(Records from a data source)
■ ■ ■

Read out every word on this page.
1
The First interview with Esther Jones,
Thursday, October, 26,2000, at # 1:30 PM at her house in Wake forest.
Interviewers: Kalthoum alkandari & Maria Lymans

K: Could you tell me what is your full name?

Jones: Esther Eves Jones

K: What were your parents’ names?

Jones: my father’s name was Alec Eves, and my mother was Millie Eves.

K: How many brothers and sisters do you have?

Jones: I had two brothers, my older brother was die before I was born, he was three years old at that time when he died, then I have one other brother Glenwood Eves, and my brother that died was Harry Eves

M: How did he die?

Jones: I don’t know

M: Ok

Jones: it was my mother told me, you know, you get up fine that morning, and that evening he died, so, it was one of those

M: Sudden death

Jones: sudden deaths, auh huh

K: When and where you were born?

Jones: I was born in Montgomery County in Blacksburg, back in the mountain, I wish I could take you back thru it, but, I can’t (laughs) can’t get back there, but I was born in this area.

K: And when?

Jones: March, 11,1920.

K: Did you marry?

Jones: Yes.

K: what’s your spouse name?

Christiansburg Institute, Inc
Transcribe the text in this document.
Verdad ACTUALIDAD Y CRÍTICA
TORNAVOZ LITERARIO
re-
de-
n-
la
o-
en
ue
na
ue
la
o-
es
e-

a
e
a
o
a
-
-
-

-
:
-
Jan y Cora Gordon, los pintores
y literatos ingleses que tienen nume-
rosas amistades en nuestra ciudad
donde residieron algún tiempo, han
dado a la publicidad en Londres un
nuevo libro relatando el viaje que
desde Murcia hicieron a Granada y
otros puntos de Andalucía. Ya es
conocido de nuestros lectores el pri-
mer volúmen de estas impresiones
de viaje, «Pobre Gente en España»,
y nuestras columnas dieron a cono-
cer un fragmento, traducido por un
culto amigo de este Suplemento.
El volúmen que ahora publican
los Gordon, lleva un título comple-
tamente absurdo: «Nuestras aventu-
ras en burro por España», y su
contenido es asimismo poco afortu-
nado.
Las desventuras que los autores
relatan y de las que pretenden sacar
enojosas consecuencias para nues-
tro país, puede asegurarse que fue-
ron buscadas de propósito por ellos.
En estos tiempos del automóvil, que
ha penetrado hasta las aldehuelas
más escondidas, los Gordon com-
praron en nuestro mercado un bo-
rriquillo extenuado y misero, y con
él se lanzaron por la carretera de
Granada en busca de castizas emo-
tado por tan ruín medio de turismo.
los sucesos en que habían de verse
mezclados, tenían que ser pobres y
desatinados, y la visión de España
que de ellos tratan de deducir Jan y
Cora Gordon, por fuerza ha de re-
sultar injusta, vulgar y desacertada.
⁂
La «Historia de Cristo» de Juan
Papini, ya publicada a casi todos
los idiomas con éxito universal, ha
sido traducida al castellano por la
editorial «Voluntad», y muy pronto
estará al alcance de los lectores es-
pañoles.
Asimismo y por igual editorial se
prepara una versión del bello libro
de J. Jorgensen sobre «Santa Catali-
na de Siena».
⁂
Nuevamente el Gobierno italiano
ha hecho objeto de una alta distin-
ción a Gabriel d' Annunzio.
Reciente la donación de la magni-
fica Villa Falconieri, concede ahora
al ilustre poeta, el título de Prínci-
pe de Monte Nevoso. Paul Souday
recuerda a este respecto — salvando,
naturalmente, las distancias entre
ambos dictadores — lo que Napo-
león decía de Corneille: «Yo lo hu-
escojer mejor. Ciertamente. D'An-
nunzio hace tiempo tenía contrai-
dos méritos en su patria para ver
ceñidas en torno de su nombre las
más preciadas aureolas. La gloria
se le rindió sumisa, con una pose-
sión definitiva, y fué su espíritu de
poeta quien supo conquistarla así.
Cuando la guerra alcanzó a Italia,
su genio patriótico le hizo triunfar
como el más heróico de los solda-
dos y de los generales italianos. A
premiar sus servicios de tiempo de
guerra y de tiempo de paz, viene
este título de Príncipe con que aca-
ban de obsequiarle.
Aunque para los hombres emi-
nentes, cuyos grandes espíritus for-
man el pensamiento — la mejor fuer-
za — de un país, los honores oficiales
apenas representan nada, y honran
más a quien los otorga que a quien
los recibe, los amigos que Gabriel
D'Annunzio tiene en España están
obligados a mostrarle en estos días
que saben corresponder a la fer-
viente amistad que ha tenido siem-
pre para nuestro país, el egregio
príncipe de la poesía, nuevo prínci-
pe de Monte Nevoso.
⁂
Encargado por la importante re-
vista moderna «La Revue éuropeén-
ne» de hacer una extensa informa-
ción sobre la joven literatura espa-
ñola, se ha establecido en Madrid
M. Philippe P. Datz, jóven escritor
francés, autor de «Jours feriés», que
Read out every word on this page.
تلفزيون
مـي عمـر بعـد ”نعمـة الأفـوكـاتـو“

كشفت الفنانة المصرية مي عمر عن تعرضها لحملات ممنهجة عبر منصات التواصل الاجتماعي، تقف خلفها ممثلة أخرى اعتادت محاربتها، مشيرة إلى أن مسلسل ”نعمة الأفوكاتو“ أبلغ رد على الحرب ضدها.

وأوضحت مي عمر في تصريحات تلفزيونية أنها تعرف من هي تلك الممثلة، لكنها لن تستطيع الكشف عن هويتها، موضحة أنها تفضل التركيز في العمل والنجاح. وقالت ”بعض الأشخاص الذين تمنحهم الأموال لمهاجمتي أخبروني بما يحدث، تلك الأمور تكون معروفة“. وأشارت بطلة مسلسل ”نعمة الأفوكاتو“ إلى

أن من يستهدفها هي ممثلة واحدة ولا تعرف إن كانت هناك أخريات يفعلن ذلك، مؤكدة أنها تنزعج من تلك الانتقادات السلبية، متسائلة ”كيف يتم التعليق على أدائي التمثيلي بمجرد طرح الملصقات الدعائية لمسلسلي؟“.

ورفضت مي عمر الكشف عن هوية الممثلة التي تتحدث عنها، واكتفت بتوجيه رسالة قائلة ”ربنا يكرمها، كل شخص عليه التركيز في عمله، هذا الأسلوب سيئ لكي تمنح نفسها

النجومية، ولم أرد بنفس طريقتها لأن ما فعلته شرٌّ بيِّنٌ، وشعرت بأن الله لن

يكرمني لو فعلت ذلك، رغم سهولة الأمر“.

■ ■ ■

◆ Task objective ◆
Your task is to report how many lines of the material include the string "that". Give the number and no other words.

◆ Solution for this task ◆
2